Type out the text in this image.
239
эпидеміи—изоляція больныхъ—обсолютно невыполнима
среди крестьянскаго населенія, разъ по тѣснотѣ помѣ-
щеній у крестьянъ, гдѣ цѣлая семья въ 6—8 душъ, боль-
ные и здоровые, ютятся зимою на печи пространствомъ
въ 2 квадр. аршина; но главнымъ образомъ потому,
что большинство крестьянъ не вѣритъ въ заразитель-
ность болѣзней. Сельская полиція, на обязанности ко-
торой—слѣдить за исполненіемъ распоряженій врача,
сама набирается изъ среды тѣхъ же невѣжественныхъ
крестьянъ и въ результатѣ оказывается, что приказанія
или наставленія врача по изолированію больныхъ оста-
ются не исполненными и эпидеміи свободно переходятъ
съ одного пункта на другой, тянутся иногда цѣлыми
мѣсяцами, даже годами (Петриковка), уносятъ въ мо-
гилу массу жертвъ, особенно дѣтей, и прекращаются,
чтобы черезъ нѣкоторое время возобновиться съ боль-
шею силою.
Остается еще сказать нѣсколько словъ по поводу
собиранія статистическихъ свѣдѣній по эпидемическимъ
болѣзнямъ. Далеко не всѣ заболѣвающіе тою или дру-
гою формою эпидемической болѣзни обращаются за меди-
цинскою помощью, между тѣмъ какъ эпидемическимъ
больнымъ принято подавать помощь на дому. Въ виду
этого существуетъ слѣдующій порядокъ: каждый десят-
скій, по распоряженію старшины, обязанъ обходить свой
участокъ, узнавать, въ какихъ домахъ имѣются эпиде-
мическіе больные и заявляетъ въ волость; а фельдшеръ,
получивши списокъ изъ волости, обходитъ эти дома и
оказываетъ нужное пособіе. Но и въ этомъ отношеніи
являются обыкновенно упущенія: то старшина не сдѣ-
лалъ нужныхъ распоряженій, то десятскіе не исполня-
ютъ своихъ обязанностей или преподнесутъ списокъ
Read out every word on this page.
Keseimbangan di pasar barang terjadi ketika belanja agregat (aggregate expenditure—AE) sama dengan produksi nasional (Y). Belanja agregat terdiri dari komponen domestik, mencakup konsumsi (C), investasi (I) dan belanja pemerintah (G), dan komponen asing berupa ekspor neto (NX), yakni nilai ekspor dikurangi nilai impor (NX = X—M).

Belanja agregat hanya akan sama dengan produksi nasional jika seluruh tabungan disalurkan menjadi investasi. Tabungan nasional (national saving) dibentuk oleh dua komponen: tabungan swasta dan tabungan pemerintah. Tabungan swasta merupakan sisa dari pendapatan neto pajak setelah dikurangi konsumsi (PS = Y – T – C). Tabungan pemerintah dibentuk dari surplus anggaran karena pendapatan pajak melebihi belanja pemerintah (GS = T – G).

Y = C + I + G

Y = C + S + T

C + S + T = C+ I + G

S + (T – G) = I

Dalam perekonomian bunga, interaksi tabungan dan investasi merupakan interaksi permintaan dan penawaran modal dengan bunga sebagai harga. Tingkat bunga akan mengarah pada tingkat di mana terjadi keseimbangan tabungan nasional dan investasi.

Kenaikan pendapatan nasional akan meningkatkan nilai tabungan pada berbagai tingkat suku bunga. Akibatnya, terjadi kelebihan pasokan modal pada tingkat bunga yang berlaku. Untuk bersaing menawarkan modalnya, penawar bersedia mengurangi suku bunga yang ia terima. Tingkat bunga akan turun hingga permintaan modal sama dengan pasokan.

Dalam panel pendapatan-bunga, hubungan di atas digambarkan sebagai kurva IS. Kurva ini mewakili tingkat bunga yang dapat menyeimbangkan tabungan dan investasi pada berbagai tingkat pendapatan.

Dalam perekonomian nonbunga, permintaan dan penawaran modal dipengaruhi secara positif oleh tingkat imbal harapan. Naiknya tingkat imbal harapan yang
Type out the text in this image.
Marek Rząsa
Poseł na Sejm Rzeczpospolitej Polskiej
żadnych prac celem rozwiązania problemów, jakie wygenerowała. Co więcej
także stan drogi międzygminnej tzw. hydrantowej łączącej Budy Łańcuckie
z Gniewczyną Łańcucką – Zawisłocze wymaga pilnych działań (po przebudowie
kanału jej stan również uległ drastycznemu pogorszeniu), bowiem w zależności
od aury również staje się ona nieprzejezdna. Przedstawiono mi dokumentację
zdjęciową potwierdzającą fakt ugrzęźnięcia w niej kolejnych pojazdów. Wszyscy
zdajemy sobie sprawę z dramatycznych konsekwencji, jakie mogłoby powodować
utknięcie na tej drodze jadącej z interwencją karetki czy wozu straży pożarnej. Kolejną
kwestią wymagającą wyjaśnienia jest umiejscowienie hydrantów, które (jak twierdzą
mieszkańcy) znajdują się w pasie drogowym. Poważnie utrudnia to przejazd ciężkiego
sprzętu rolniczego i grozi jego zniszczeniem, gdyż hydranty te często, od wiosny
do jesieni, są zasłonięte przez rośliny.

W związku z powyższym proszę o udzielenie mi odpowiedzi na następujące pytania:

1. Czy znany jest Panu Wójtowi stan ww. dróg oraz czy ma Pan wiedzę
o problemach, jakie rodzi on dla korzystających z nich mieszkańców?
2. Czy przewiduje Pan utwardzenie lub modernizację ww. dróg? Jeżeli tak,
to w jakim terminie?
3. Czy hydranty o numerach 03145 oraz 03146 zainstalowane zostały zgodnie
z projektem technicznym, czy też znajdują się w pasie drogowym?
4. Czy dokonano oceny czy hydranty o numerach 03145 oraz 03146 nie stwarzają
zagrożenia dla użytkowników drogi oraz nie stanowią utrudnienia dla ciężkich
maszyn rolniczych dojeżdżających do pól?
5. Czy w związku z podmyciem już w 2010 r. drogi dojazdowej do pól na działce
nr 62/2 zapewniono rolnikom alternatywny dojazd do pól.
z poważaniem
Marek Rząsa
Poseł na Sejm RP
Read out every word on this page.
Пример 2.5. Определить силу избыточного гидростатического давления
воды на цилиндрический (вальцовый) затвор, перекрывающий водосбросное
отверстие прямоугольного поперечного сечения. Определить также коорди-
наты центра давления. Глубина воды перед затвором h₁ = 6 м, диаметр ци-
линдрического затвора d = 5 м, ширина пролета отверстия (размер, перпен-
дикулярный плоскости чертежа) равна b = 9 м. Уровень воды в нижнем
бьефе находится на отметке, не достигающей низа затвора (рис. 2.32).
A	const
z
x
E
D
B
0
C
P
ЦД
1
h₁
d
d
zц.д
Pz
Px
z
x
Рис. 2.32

★ ★ ★ ★ ★

Work to do >>
Write out every record, exactly as written.

Exercise response >>
Type out the text in this image.
239
эпидеміи—изоляція больныхъ—обсолютно невыполнима
среди крестьянскаго населенія, разъ по тѣснотѣ помѣ-
щеній у крестьянъ, гдѣ цѣлая семья въ 6—8 душъ, боль-
ные и здоровые, ютятся зимою на печи пространствомъ
въ 2 квадр. аршина; но главнымъ образомъ потому,
что большинство крестьянъ не вѣритъ въ заразитель-
ность болѣзней. Сельская полиція, на обязанности ко-
торой—слѣдить за исполненіемъ распоряженій врача,
сама набирается изъ среды тѣхъ же невѣжественныхъ
крестьянъ и въ результатѣ оказывается, что приказанія
или наставленія врача по изолированію больныхъ оста-
ются не исполненными и эпидеміи свободно переходятъ
съ одного пункта на другой, тянутся иногда цѣлыми
мѣсяцами, даже годами (Петриковка), уносятъ въ мо-
гилу массу жертвъ, особенно дѣтей, и прекращаются,
чтобы черезъ нѣкоторое время возобновиться съ боль-
шею силою.
Остается еще сказать нѣсколько словъ по поводу
собиранія статистическихъ свѣдѣній по эпидемическимъ
болѣзнямъ. Далеко не всѣ заболѣвающіе тою или дру-
гою формою эпидемической болѣзни обращаются за меди-
цинскою помощью, между тѣмъ какъ эпидемическимъ
больнымъ принято подавать помощь на дому. Въ виду
этого существуетъ слѣдующій порядокъ: каждый десят-
скій, по распоряженію старшины, обязанъ обходить свой
участокъ, узнавать, въ какихъ домахъ имѣются эпиде-
мическіе больные и заявляетъ въ волость; а фельдшеръ,
получивши списокъ изъ волости, обходитъ эти дома и
оказываетъ нужное пособіе. Но и въ этомъ отношеніи
являются обыкновенно упущенія: то старшина не сдѣ-
лалъ нужныхъ распоряженій, то десятскіе не исполня-
ютъ своихъ обязанностей или преподнесутъ списокъ
Read out every word on this page.
Keseimbangan di pasar barang terjadi ketika belanja agregat (aggregate expenditure—AE) sama dengan produksi nasional (Y). Belanja agregat terdiri dari komponen domestik, mencakup konsumsi (C), investasi (I) dan belanja pemerintah (G), dan komponen asing berupa ekspor neto (NX), yakni nilai ekspor dikurangi nilai impor (NX = X—M).

Belanja agregat hanya akan sama dengan produksi nasional jika seluruh tabungan disalurkan menjadi investasi. Tabungan nasional (national saving) dibentuk oleh dua komponen: tabungan swasta dan tabungan pemerintah. Tabungan swasta merupakan sisa dari pendapatan neto pajak setelah dikurangi konsumsi (PS = Y – T – C). Tabungan pemerintah dibentuk dari surplus anggaran karena pendapatan pajak melebihi belanja pemerintah (GS = T – G).

Y = C + I + G

Y = C + S + T

C + S + T = C+ I + G

S + (T – G) = I

Dalam perekonomian bunga, interaksi tabungan dan investasi merupakan interaksi permintaan dan penawaran modal dengan bunga sebagai harga. Tingkat bunga akan mengarah pada tingkat di mana terjadi keseimbangan tabungan nasional dan investasi.

Kenaikan pendapatan nasional akan meningkatkan nilai tabungan pada berbagai tingkat suku bunga. Akibatnya, terjadi kelebihan pasokan modal pada tingkat bunga yang berlaku. Untuk bersaing menawarkan modalnya, penawar bersedia mengurangi suku bunga yang ia terima. Tingkat bunga akan turun hingga permintaan modal sama dengan pasokan.

Dalam panel pendapatan-bunga, hubungan di atas digambarkan sebagai kurva IS. Kurva ini mewakili tingkat bunga yang dapat menyeimbangkan tabungan dan investasi pada berbagai tingkat pendapatan.

Dalam perekonomian nonbunga, permintaan dan penawaran modal dipengaruhi secara positif oleh tingkat imbal harapan. Naiknya tingkat imbal harapan yang
Type out the text in this image.
Marek Rząsa
Poseł na Sejm Rzeczpospolitej Polskiej
żadnych prac celem rozwiązania problemów, jakie wygenerowała. Co więcej
także stan drogi międzygminnej tzw. hydrantowej łączącej Budy Łańcuckie
z Gniewczyną Łańcucką – Zawisłocze wymaga pilnych działań (po przebudowie
kanału jej stan również uległ drastycznemu pogorszeniu), bowiem w zależności
od aury również staje się ona nieprzejezdna. Przedstawiono mi dokumentację
zdjęciową potwierdzającą fakt ugrzęźnięcia w niej kolejnych pojazdów. Wszyscy
zdajemy sobie sprawę z dramatycznych konsekwencji, jakie mogłoby powodować
utknięcie na tej drodze jadącej z interwencją karetki czy wozu straży pożarnej. Kolejną
kwestią wymagającą wyjaśnienia jest umiejscowienie hydrantów, które (jak twierdzą
mieszkańcy) znajdują się w pasie drogowym. Poważnie utrudnia to przejazd ciężkiego
sprzętu rolniczego i grozi jego zniszczeniem, gdyż hydranty te często, od wiosny
do jesieni, są zasłonięte przez rośliny.

W związku z powyższym proszę o udzielenie mi odpowiedzi na następujące pytania:

1. Czy znany jest Panu Wójtowi stan ww. dróg oraz czy ma Pan wiedzę
o problemach, jakie rodzi on dla korzystających z nich mieszkańców?
2. Czy przewiduje Pan utwardzenie lub modernizację ww. dróg? Jeżeli tak,
to w jakim terminie?
3. Czy hydranty o numerach 03145 oraz 03146 zainstalowane zostały zgodnie
z projektem technicznym, czy też znajdują się w pasie drogowym?
4. Czy dokonano oceny czy hydranty o numerach 03145 oraz 03146 nie stwarzają
zagrożenia dla użytkowników drogi oraz nie stanowią utrudnienia dla ciężkich
maszyn rolniczych dojeżdżających do pól?
5. Czy w związku z podmyciem już w 2010 r. drogi dojazdowej do pól na działce
nr 62/2 zapewniono rolnikom alternatywny dojazd do pól.
z poważaniem
Marek Rząsa
Poseł na Sejm RP
Read out every word on this page.
Пример 2.5. Определить силу избыточного гидростатического давления
воды на цилиндрический (вальцовый) затвор, перекрывающий водосбросное
отверстие прямоугольного поперечного сечения. Определить также коорди-
наты центра давления. Глубина воды перед затвором h₁ = 6 м, диаметр ци-
линдрического затвора d = 5 м, ширина пролета отверстия (размер, перпен-
дикулярный плоскости чертежа) равна b = 9 м. Уровень воды в нижнем
бьефе находится на отметке, не достигающей низа затвора (рис. 2.32).
A	const
z
x
E
D
B
0
C
P
ЦД
1
h₁
d
d
zц.д
Pz
Px
z
x
Рис. 2.32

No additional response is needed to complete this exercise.